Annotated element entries

++++

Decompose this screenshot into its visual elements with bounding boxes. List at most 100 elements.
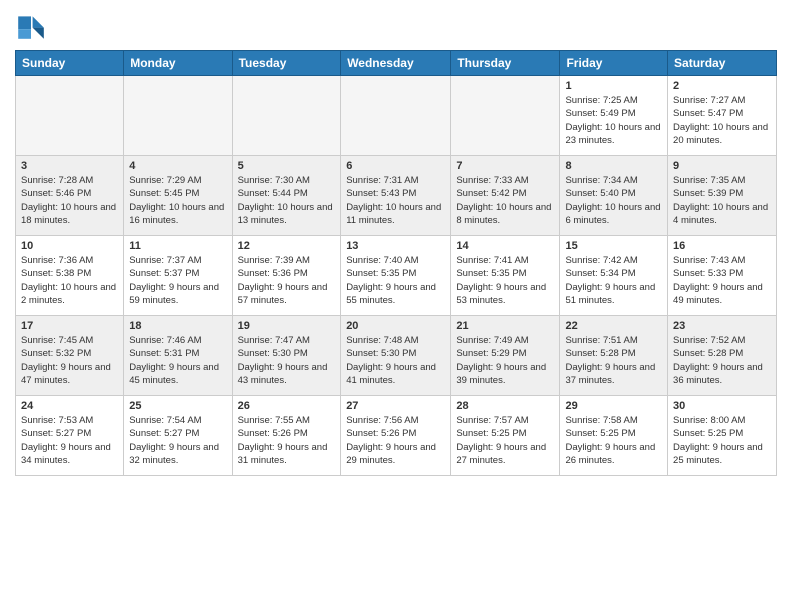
calendar-cell: 19 Sunrise: 7:47 AMSunset: 5:30 PMDayligh… [232,316,341,396]
day-number: 20 [346,320,445,332]
calendar-cell: 29Sunrise: 7:58 AMSunset: 5:25 PMDayligh… [560,396,668,476]
day-number: 5 [238,160,336,172]
day-number: 10 [21,240,118,252]
day-info: Sunrise: 7:46 AMSunset: 5:31 PMDaylight:… [129,334,226,387]
day-info: Sunrise: 7:58 AMSunset: 5:25 PMDaylight:… [565,414,662,467]
logo-icon [15,10,47,42]
calendar-header-sunday: Sunday [16,51,124,76]
day-number: 27 [346,400,445,412]
day-info: Sunrise: 7:52 AMSunset: 5:28 PMDaylight:… [673,334,771,387]
day-number: 11 [129,240,226,252]
day-info: Sunrise: 7:43 AMSunset: 5:33 PMDaylight:… [673,254,771,307]
calendar-cell: 28 Sunrise: 7:57 AMSunset: 5:25 PMDayligh… [451,396,560,476]
day-info: Sunrise: 7:40 AMSunset: 5:35 PMDaylight:… [346,254,445,307]
calendar-cell: 30 Sunrise: 8:00 AMSunset: 5:25 PMDayligh… [668,396,777,476]
calendar-cell: 13 Sunrise: 7:40 AMSunset: 5:35 PMDayligh… [341,236,451,316]
calendar-cell: 26Sunrise: 7:55 AMSunset: 5:26 PMDayligh… [232,396,341,476]
day-info: Sunrise: 7:37 AMSunset: 5:37 PMDaylight:… [129,254,226,307]
day-info: Sunrise: 7:53 AMSunset: 5:27 PMDaylight:… [21,414,118,467]
day-number: 24 [21,400,118,412]
day-number: 19 [238,320,336,332]
calendar-cell: 8Sunrise: 7:34 AMSunset: 5:40 PMDaylight… [560,156,668,236]
calendar-cell: 21 Sunrise: 7:49 AMSunset: 5:29 PMDayligh… [451,316,560,396]
page: SundayMondayTuesdayWednesdayThursdayFrid… [0,0,792,486]
day-number: 26 [238,400,336,412]
day-number: 1 [565,80,662,92]
calendar-cell: 2 Sunrise: 7:27 AMSunset: 5:47 PMDaylight… [668,76,777,156]
day-number: 14 [456,240,554,252]
calendar-cell: 11 Sunrise: 7:37 AMSunset: 5:37 PMDayligh… [124,236,232,316]
calendar-cell: 5 Sunrise: 7:30 AMSunset: 5:44 PMDaylight… [232,156,341,236]
calendar-week-row: 10 Sunrise: 7:36 AMSunset: 5:38 PMDayligh… [16,236,777,316]
day-info: Sunrise: 7:45 AMSunset: 5:32 PMDaylight:… [21,334,118,387]
day-number: 28 [456,400,554,412]
day-number: 9 [673,160,771,172]
day-number: 13 [346,240,445,252]
day-number: 15 [565,240,662,252]
calendar-cell: 20 Sunrise: 7:48 AMSunset: 5:30 PMDayligh… [341,316,451,396]
calendar-week-row: 24 Sunrise: 7:53 AMSunset: 5:27 PMDayligh… [16,396,777,476]
day-info: Sunrise: 7:41 AMSunset: 5:35 PMDaylight:… [456,254,554,307]
calendar-header-friday: Friday [560,51,668,76]
day-number: 18 [129,320,226,332]
calendar-cell: 3 Sunrise: 7:28 AMSunset: 5:46 PMDaylight… [16,156,124,236]
day-info: Sunrise: 7:57 AMSunset: 5:25 PMDaylight:… [456,414,554,467]
day-number: 21 [456,320,554,332]
calendar-cell [341,76,451,156]
day-info: Sunrise: 7:25 AMSunset: 5:49 PMDaylight:… [565,94,662,147]
day-info: Sunrise: 7:54 AMSunset: 5:27 PMDaylight:… [129,414,226,467]
calendar-header-thursday: Thursday [451,51,560,76]
header [15,10,777,42]
calendar-cell [232,76,341,156]
calendar-cell: 6 Sunrise: 7:31 AMSunset: 5:43 PMDaylight… [341,156,451,236]
day-number: 17 [21,320,118,332]
day-number: 23 [673,320,771,332]
day-info: Sunrise: 7:29 AMSunset: 5:45 PMDaylight:… [129,174,226,227]
calendar-cell: 14 Sunrise: 7:41 AMSunset: 5:35 PMDayligh… [451,236,560,316]
day-number: 22 [565,320,662,332]
calendar-cell: 22Sunrise: 7:51 AMSunset: 5:28 PMDayligh… [560,316,668,396]
day-info: Sunrise: 7:56 AMSunset: 5:26 PMDaylight:… [346,414,445,467]
day-info: Sunrise: 7:48 AMSunset: 5:30 PMDaylight:… [346,334,445,387]
day-number: 2 [673,80,771,92]
calendar-cell: 17 Sunrise: 7:45 AMSunset: 5:32 PMDayligh… [16,316,124,396]
calendar-header-row: SundayMondayTuesdayWednesdayThursdayFrid… [16,51,777,76]
logo [15,10,51,42]
day-number: 7 [456,160,554,172]
day-info: Sunrise: 7:47 AMSunset: 5:30 PMDaylight:… [238,334,336,387]
calendar-cell: 27 Sunrise: 7:56 AMSunset: 5:26 PMDayligh… [341,396,451,476]
day-info: Sunrise: 7:42 AMSunset: 5:34 PMDaylight:… [565,254,662,307]
day-info: Sunrise: 8:00 AMSunset: 5:25 PMDaylight:… [673,414,771,467]
day-number: 4 [129,160,226,172]
day-info: Sunrise: 7:27 AMSunset: 5:47 PMDaylight:… [673,94,771,147]
calendar-cell: 1 Sunrise: 7:25 AMSunset: 5:49 PMDaylight… [560,76,668,156]
day-info: Sunrise: 7:36 AMSunset: 5:38 PMDaylight:… [21,254,118,307]
calendar-week-row: 17 Sunrise: 7:45 AMSunset: 5:32 PMDayligh… [16,316,777,396]
calendar-cell: 23 Sunrise: 7:52 AMSunset: 5:28 PMDayligh… [668,316,777,396]
day-info: Sunrise: 7:34 AMSunset: 5:40 PMDaylight:… [565,174,662,227]
day-info: Sunrise: 7:31 AMSunset: 5:43 PMDaylight:… [346,174,445,227]
calendar-header-monday: Monday [124,51,232,76]
calendar-cell: 7 Sunrise: 7:33 AMSunset: 5:42 PMDaylight… [451,156,560,236]
calendar-cell: 24 Sunrise: 7:53 AMSunset: 5:27 PMDayligh… [16,396,124,476]
day-number: 6 [346,160,445,172]
calendar-header-wednesday: Wednesday [341,51,451,76]
calendar-cell: 16Sunrise: 7:43 AMSunset: 5:33 PMDayligh… [668,236,777,316]
calendar-cell: 12 Sunrise: 7:39 AMSunset: 5:36 PMDayligh… [232,236,341,316]
day-number: 12 [238,240,336,252]
calendar-cell [451,76,560,156]
calendar-cell: 18 Sunrise: 7:46 AMSunset: 5:31 PMDayligh… [124,316,232,396]
day-number: 3 [21,160,118,172]
calendar-cell: 9Sunrise: 7:35 AMSunset: 5:39 PMDaylight… [668,156,777,236]
day-info: Sunrise: 7:28 AMSunset: 5:46 PMDaylight:… [21,174,118,227]
day-info: Sunrise: 7:39 AMSunset: 5:36 PMDaylight:… [238,254,336,307]
calendar-cell [124,76,232,156]
calendar-header-saturday: Saturday [668,51,777,76]
calendar-cell: 10 Sunrise: 7:36 AMSunset: 5:38 PMDayligh… [16,236,124,316]
day-number: 25 [129,400,226,412]
day-info: Sunrise: 7:33 AMSunset: 5:42 PMDaylight:… [456,174,554,227]
calendar-cell: 4 Sunrise: 7:29 AMSunset: 5:45 PMDaylight… [124,156,232,236]
day-info: Sunrise: 7:49 AMSunset: 5:29 PMDaylight:… [456,334,554,387]
day-info: Sunrise: 7:30 AMSunset: 5:44 PMDaylight:… [238,174,336,227]
day-number: 30 [673,400,771,412]
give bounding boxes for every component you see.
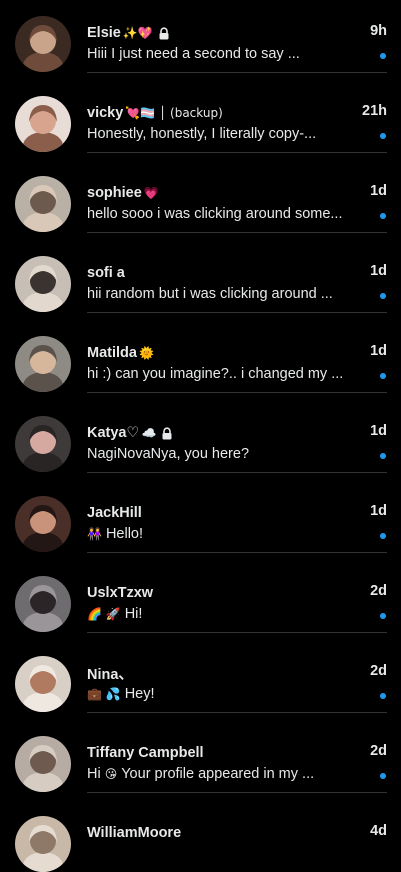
- unread-dot: [380, 373, 386, 379]
- display-name: sofi a: [87, 265, 125, 281]
- display-name: Nina、: [87, 666, 133, 683]
- name-line: sophiee 💗: [87, 183, 159, 203]
- avatar[interactable]: [15, 96, 71, 152]
- name-line: vicky 💘🏳️‍⚧️ │ (backup): [87, 103, 223, 123]
- preview-text: Hi!: [124, 606, 143, 622]
- unread-dot: [380, 533, 386, 539]
- conversation-row[interactable]: JackHill 1d 👭 Hello!: [0, 472, 401, 553]
- timestamp: 1d: [370, 263, 387, 279]
- conversation-row[interactable]: vicky 💘🏳️‍⚧️ │ (backup) 21h Honestly, hones…: [0, 72, 401, 153]
- avatar[interactable]: [15, 16, 71, 72]
- conversation-row[interactable]: sophiee 💗 1d hello sooo i was clicking arou…: [0, 152, 401, 233]
- avatar[interactable]: [15, 576, 71, 632]
- conversation-row[interactable]: Matilda 🌞 1d hi :) can you imagine?.. i cha…: [0, 312, 401, 393]
- avatar[interactable]: [15, 656, 71, 712]
- name-line: Katya♡ ☁️: [87, 423, 173, 443]
- unread-dot: [380, 213, 386, 219]
- conversation-row[interactable]: Nina、 2d 💼 💦 Hey!: [0, 632, 401, 713]
- name-badge: ☁️: [141, 426, 157, 440]
- preview-text: hello sooo i was clicking around some...: [87, 206, 343, 222]
- name-badge: 🌞: [138, 346, 154, 360]
- preview-text: Hey!: [124, 686, 155, 702]
- message-preview: Hiii I just need a second to say ...: [87, 46, 357, 62]
- unread-dot: [380, 133, 386, 139]
- name-line: sofi a: [87, 263, 125, 283]
- preview-text: hii random but i was clicking around ...: [87, 286, 333, 302]
- conversation-row[interactable]: Elsie ✨💖 9h Hiii I just need a second to sa…: [0, 0, 401, 73]
- message-preview: 🌈 🚀 Hi!: [87, 606, 357, 622]
- preview-text: Hello!: [105, 526, 144, 542]
- message-preview: hi :) can you imagine?.. i changed my ..…: [87, 366, 357, 382]
- display-name: UslxTzxw: [87, 585, 154, 601]
- name-line: Tiffany Campbell: [87, 743, 204, 763]
- name-line: UslxTzxw: [87, 583, 153, 603]
- preview-text: Honestly, honestly, I literally copy-...: [87, 126, 317, 142]
- message-preview: hii random but i was clicking around ...: [87, 286, 357, 302]
- timestamp: 1d: [370, 343, 387, 359]
- name-line: Elsie ✨💖: [87, 23, 170, 43]
- avatar[interactable]: [15, 816, 71, 872]
- name-line: WilliamMoore: [87, 823, 181, 843]
- preview-emoji: 👭: [87, 527, 102, 541]
- unread-dot: [380, 773, 386, 779]
- conversation-row[interactable]: sofi a 1d hii random but i was clicking ar…: [0, 232, 401, 313]
- preview-text: hi :) can you imagine?.. i changed my ..…: [87, 366, 344, 382]
- avatar[interactable]: [15, 496, 71, 552]
- lock-icon: [161, 426, 173, 440]
- preview-text: Your profile appeared in my ...: [121, 766, 315, 782]
- unread-dot: [380, 293, 386, 299]
- preview-text: NagiNovaNya, you here?: [87, 446, 250, 462]
- conversation-row[interactable]: Tiffany Campbell 2d Hi 😘 Your profile appear…: [0, 712, 401, 793]
- conversation-row[interactable]: UslxTzxw 2d 🌈 🚀 Hi!: [0, 552, 401, 633]
- timestamp: 4d: [370, 823, 387, 839]
- message-preview: 💼 💦 Hey!: [87, 686, 357, 702]
- display-name: Katya♡: [87, 425, 140, 441]
- timestamp: 1d: [370, 183, 387, 199]
- preview-text: Hiii I just need a second to say ...: [87, 46, 300, 62]
- conversation-row[interactable]: WilliamMoore 4d: [0, 792, 401, 872]
- unread-dot: [380, 53, 386, 59]
- message-preview: hello sooo i was clicking around some...: [87, 206, 357, 222]
- preview-emoji: 💼 💦: [87, 687, 121, 701]
- avatar[interactable]: [15, 416, 71, 472]
- timestamp: 2d: [370, 743, 387, 759]
- message-preview: 👭 Hello!: [87, 526, 357, 542]
- name-badge: 💘🏳️‍⚧️ │ (backup): [125, 106, 223, 120]
- preview-emoji: 🌈 🚀: [87, 607, 121, 621]
- preview-emoji: 😘: [104, 767, 118, 781]
- timestamp: 1d: [370, 503, 387, 519]
- name-badge: 💗: [143, 186, 159, 200]
- avatar[interactable]: [15, 256, 71, 312]
- avatar[interactable]: [15, 176, 71, 232]
- name-line: JackHill: [87, 503, 142, 523]
- message-preview: Hi 😘 Your profile appeared in my ...: [87, 766, 357, 782]
- lock-icon: [158, 26, 170, 40]
- timestamp: 9h: [370, 23, 387, 39]
- display-name: vicky: [87, 105, 124, 121]
- name-line: Nina、: [87, 663, 133, 683]
- timestamp: 21h: [362, 103, 387, 119]
- preview-prefix: Hi: [87, 766, 101, 782]
- timestamp: 2d: [370, 583, 387, 599]
- display-name: Tiffany Campbell: [87, 745, 204, 761]
- message-preview: Honestly, honestly, I literally copy-...: [87, 126, 357, 142]
- name-badge: ✨💖: [122, 26, 153, 40]
- avatar[interactable]: [15, 336, 71, 392]
- conversation-row[interactable]: Katya♡ ☁️ 1d NagiNovaNya, you here?: [0, 392, 401, 473]
- display-name: JackHill: [87, 505, 142, 521]
- display-name: sophiee: [87, 185, 142, 201]
- unread-dot: [380, 453, 386, 459]
- avatar[interactable]: [15, 736, 71, 792]
- message-preview: NagiNovaNya, you here?: [87, 446, 357, 462]
- timestamp: 1d: [370, 423, 387, 439]
- display-name: Matilda: [87, 345, 137, 361]
- unread-dot: [380, 693, 386, 699]
- display-name: Elsie: [87, 25, 121, 41]
- unread-dot: [380, 613, 386, 619]
- name-line: Matilda 🌞: [87, 343, 154, 363]
- timestamp: 2d: [370, 663, 387, 679]
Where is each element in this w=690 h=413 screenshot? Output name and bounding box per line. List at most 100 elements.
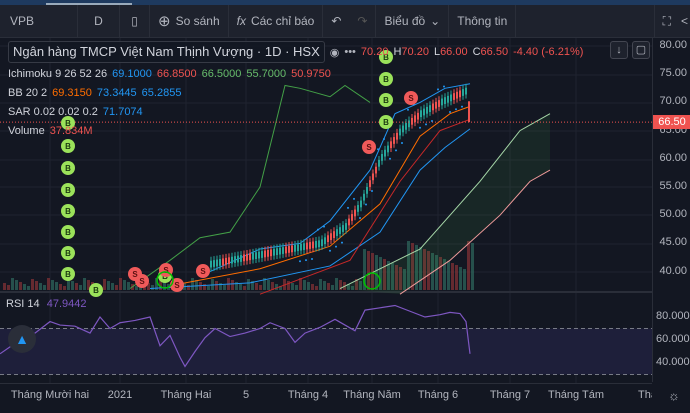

++++

Your goal →
Transcribe the lines in the rows above exactly, starting at the line containing "- unread-dot: [380, 373, 386, 379]" and ending at the line containing "- preview-text: hii random".

Exercise result →
- unread-dot: [380, 373, 386, 379]
- display-name: sofi a: [87, 265, 125, 281]
- display-name: Nina、: [87, 666, 133, 683]
- name-line: sophiee 💗: [87, 183, 159, 203]
- avatar[interactable]: [15, 96, 71, 152]
- name-line: vicky 💘🏳️‍⚧️ │ (backup): [87, 103, 223, 123]
- preview-text: Hi!: [124, 606, 143, 622]
- unread-dot: [380, 533, 386, 539]
- conversation-row[interactable]: JackHill 1d 👭 Hello!: [0, 472, 401, 553]
- timestamp: 1d: [370, 263, 387, 279]
- conversation-row[interactable]: vicky 💘🏳️‍⚧️ │ (backup) 21h Honestly, hones…: [0, 72, 401, 153]
- avatar[interactable]: [15, 16, 71, 72]
- conversation-row[interactable]: sophiee 💗 1d hello sooo i was clicking arou…: [0, 152, 401, 233]
- avatar[interactable]: [15, 576, 71, 632]
- conversation-row[interactable]: Matilda 🌞 1d hi :) can you imagine?.. i cha…: [0, 312, 401, 393]
- avatar[interactable]: [15, 656, 71, 712]
- name-line: Katya♡ ☁️: [87, 423, 173, 443]
- unread-dot: [380, 213, 386, 219]
- conversation-row[interactable]: Nina、 2d 💼 💦 Hey!: [0, 632, 401, 713]
- name-badge: ☁️: [141, 426, 157, 440]
- preview-text: hello sooo i was clicking around some...: [87, 206, 343, 222]
- name-badge: 🌞: [138, 346, 154, 360]
- preview-text: Hey!: [124, 686, 155, 702]
- message-preview: Hiii I just need a second to say ...: [87, 46, 357, 62]
- unread-dot: [380, 133, 386, 139]
- name-line: sofi a: [87, 263, 125, 283]
- preview-text: hii random but i was clicking around ...: [87, 286, 333, 302]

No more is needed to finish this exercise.